--- START Exercise materials ---
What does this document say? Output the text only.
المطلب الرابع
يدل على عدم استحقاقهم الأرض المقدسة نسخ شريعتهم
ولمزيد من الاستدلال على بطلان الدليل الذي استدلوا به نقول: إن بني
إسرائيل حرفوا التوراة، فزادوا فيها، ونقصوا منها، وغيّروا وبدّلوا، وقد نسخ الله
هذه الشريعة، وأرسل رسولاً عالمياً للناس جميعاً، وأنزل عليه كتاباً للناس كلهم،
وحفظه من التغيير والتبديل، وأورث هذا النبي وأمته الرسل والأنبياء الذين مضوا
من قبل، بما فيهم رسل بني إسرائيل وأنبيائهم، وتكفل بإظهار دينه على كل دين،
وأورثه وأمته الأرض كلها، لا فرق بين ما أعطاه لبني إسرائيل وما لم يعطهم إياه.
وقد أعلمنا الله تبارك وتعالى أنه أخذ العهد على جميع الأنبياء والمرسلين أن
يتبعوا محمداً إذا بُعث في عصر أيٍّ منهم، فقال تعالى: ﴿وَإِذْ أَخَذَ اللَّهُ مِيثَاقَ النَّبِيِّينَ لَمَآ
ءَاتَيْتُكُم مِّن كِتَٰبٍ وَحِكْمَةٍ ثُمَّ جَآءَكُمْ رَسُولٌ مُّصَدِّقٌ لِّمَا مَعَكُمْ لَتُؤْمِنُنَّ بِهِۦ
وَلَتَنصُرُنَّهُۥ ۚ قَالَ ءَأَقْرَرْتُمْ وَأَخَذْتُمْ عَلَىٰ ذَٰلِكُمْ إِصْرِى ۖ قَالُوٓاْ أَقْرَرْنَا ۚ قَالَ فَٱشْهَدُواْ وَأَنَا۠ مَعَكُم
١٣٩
--- END Exercise materials ---
Short exercise »
Write out every entry word for word.

Worked solution »
What does this document say? Output the text only.
المطلب الرابع
يدل على عدم استحقاقهم الأرض المقدسة نسخ شريعتهم
ولمزيد من الاستدلال على بطلان الدليل الذي استدلوا به نقول: إن بني
إسرائيل حرفوا التوراة، فزادوا فيها، ونقصوا منها، وغيّروا وبدّلوا، وقد نسخ الله
هذه الشريعة، وأرسل رسولاً عالمياً للناس جميعاً، وأنزل عليه كتاباً للناس كلهم،
وحفظه من التغيير والتبديل، وأورث هذا النبي وأمته الرسل والأنبياء الذين مضوا
من قبل، بما فيهم رسل بني إسرائيل وأنبيائهم، وتكفل بإظهار دينه على كل دين،
وأورثه وأمته الأرض كلها، لا فرق بين ما أعطاه لبني إسرائيل وما لم يعطهم إياه.
وقد أعلمنا الله تبارك وتعالى أنه أخذ العهد على جميع الأنبياء والمرسلين أن
يتبعوا محمداً إذا بُعث في عصر أيٍّ منهم، فقال تعالى: ﴿وَإِذْ أَخَذَ اللَّهُ مِيثَاقَ النَّبِيِّينَ لَمَآ
ءَاتَيْتُكُم مِّن كِتَٰبٍ وَحِكْمَةٍ ثُمَّ جَآءَكُمْ رَسُولٌ مُّصَدِّقٌ لِّمَا مَعَكُمْ لَتُؤْمِنُنَّ بِهِۦ
وَلَتَنصُرُنَّهُۥ ۚ قَالَ ءَأَقْرَرْتُمْ وَأَخَذْتُمْ عَلَىٰ ذَٰلِكُمْ إِصْرِى ۖ قَالُوٓاْ أَقْرَرْنَا ۚ قَالَ فَٱشْهَدُواْ وَأَنَا۠ مَعَكُم
١٣٩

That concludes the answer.